(Figure dataset records)
## start

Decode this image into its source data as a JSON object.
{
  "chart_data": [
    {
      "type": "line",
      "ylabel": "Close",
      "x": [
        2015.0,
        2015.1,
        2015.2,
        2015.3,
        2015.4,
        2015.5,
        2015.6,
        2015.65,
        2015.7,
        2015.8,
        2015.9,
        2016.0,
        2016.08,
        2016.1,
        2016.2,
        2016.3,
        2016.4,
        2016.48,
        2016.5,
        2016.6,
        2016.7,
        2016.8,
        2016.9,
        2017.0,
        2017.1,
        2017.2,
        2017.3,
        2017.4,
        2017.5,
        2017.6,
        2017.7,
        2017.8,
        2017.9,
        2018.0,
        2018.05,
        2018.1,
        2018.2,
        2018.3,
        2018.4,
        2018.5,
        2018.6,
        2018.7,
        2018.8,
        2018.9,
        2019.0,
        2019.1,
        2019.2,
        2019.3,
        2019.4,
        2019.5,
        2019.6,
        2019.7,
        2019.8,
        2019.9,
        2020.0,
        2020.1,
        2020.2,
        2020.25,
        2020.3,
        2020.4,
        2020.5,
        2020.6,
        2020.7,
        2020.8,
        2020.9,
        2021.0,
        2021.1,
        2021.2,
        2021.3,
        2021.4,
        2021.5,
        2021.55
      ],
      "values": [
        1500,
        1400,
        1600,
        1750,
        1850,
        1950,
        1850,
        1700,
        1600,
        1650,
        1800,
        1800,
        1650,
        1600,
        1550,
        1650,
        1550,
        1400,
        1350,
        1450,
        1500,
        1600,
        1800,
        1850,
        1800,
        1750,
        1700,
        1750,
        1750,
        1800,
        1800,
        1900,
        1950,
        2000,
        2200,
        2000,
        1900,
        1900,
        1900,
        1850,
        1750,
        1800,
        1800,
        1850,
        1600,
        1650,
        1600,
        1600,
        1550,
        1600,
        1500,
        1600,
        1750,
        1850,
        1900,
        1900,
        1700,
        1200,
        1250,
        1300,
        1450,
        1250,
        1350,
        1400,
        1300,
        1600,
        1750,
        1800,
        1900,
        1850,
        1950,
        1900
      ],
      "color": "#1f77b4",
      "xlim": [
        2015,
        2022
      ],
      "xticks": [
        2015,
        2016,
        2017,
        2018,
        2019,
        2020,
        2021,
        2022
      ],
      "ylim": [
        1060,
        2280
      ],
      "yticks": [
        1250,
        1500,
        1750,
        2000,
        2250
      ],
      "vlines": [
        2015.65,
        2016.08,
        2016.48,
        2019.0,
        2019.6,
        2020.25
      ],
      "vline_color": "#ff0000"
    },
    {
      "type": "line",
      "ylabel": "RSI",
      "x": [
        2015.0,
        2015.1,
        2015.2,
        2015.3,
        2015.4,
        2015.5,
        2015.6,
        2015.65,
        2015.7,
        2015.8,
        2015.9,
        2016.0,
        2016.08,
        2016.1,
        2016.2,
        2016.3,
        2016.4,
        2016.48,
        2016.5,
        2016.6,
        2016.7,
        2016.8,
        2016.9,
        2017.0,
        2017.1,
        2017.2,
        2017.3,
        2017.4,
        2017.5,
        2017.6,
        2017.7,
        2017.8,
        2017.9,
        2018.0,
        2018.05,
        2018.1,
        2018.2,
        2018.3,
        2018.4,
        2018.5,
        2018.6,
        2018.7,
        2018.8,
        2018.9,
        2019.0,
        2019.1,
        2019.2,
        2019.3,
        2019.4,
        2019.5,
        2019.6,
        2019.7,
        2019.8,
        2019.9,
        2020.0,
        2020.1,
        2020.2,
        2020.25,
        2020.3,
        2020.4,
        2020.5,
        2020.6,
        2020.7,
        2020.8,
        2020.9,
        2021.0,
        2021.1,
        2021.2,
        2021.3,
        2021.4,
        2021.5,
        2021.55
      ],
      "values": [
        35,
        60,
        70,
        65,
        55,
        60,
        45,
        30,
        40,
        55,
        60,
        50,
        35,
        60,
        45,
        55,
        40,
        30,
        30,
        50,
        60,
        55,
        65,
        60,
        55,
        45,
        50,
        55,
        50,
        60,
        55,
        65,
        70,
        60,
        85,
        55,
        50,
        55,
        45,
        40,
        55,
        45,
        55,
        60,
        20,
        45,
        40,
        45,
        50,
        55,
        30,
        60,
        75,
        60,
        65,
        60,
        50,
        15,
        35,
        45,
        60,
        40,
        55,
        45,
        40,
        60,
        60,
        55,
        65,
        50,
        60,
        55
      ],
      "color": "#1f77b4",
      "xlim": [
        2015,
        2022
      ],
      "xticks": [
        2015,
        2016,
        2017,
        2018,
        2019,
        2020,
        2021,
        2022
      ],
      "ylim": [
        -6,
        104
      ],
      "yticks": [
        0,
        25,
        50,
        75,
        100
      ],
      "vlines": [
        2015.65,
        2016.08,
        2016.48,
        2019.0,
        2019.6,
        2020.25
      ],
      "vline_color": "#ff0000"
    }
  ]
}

## end

▶ **Given request**
Can you give every line above again, exactly as written?

▶ **Final answer**
Decode this image into its source data as a JSON object.
{
  "chart_data": [
    {
      "type": "line",
      "ylabel": "Close",
      "x": [
        2015.0,
        2015.1,
        2015.2,
        2015.3,
        2015.4,
        2015.5,
        2015.6,
        2015.65,
        2015.7,
        2015.8,
        2015.9,
        2016.0,
        2016.08,
        2016.1,
        2016.2,
        2016.3,
        2016.4,
        2016.48,
        2016.5,
        2016.6,
        2016.7,
        2016.8,
        2016.9,
        2017.0,
        2017.1,
        2017.2,
        2017.3,
        2017.4,
        2017.5,
        2017.6,
        2017.7,
        2017.8,
        2017.9,
        2018.0,
        2018.05,
        2018.1,
        2018.2,
        2018.3,
        2018.4,
        2018.5,
        2018.6,
        2018.7,
        2018.8,
        2018.9,
        2019.0,
        2019.1,
        2019.2,
        2019.3,
        2019.4,
        2019.5,
        2019.6,
        2019.7,
        2019.8,
        2019.9,
        2020.0,
        2020.1,
        2020.2,
        2020.25,
        2020.3,
        2020.4,
        2020.5,
        2020.6,
        2020.7,
        2020.8,
        2020.9,
        2021.0,
        2021.1,
        2021.2,
        2021.3,
        2021.4,
        2021.5,
        2021.55
      ],
      "values": [
        1500,
        1400,
        1600,
        1750,
        1850,
        1950,
        1850,
        1700,
        1600,
        1650,
        1800,
        1800,
        1650,
        1600,
        1550,
        1650,
        1550,
        1400,
        1350,
        1450,
        1500,
        1600,
        1800,
        1850,
        1800,
        1750,
        1700,
        1750,
        1750,
        1800,
        1800,
        1900,
        1950,
        2000,
        2200,
        2000,
        1900,
        1900,
        1900,
        1850,
        1750,
        1800,
        1800,
        1850,
        1600,
        1650,
        1600,
        1600,
        1550,
        1600,
        1500,
        1600,
        1750,
        1850,
        1900,
        1900,
        1700,
        1200,
        1250,
        1300,
        1450,
        1250,
        1350,
        1400,
        1300,
        1600,
        1750,
        1800,
        1900,
        1850,
        1950,
        1900
      ],
      "color": "#1f77b4",
      "xlim": [
        2015,
        2022
      ],
      "xticks": [
        2015,
        2016,
        2017,
        2018,
        2019,
        2020,
        2021,
        2022
      ],
      "ylim": [
        1060,
        2280
      ],
      "yticks": [
        1250,
        1500,
        1750,
        2000,
        2250
      ],
      "vlines": [
        2015.65,
        2016.08,
        2016.48,
        2019.0,
        2019.6,
        2020.25
      ],
      "vline_color": "#ff0000"
    },
    {
      "type": "line",
      "ylabel": "RSI",
      "x": [
        2015.0,
        2015.1,
        2015.2,
        2015.3,
        2015.4,
        2015.5,
        2015.6,
        2015.65,
        2015.7,
        2015.8,
        2015.9,
        2016.0,
        2016.08,
        2016.1,
        2016.2,
        2016.3,
        2016.4,
        2016.48,
        2016.5,
        2016.6,
        2016.7,
        2016.8,
        2016.9,
        2017.0,
        2017.1,
        2017.2,
        2017.3,
        2017.4,
        2017.5,
        2017.6,
        2017.7,
        2017.8,
        2017.9,
        2018.0,
        2018.05,
        2018.1,
        2018.2,
        2018.3,
        2018.4,
        2018.5,
        2018.6,
        2018.7,
        2018.8,
        2018.9,
        2019.0,
        2019.1,
        2019.2,
        2019.3,
        2019.4,
        2019.5,
        2019.6,
        2019.7,
        2019.8,
        2019.9,
        2020.0,
        2020.1,
        2020.2,
        2020.25,
        2020.3,
        2020.4,
        2020.5,
        2020.6,
        2020.7,
        2020.8,
        2020.9,
        2021.0,
        2021.1,
        2021.2,
        2021.3,
        2021.4,
        2021.5,
        2021.55
      ],
      "values": [
        35,
        60,
        70,
        65,
        55,
        60,
        45,
        30,
        40,
        55,
        60,
        50,
        35,
        60,
        45,
        55,
        40,
        30,
        30,
        50,
        60,
        55,
        65,
        60,
        55,
        45,
        50,
        55,
        50,
        60,
        55,
        65,
        70,
        60,
        85,
        55,
        50,
        55,
        45,
        40,
        55,
        45,
        55,
        60,
        20,
        45,
        40,
        45,
        50,
        55,
        30,
        60,
        75,
        60,
        65,
        60,
        50,
        15,
        35,
        45,
        60,
        40,
        55,
        45,
        40,
        60,
        60,
        55,
        65,
        50,
        60,
        55
      ],
      "color": "#1f77b4",
      "xlim": [
        2015,
        2022
      ],
      "xticks": [
        2015,
        2016,
        2017,
        2018,
        2019,
        2020,
        2021,
        2022
      ],
      "ylim": [
        -6,
        104
      ],
      "yticks": [
        0,
        25,
        50,
        75,
        100
      ],
      "vlines": [
        2015.65,
        2016.08,
        2016.48,
        2019.0,
        2019.6,
        2020.25
      ],
      "vline_color": "#ff0000"
    }
  ]
}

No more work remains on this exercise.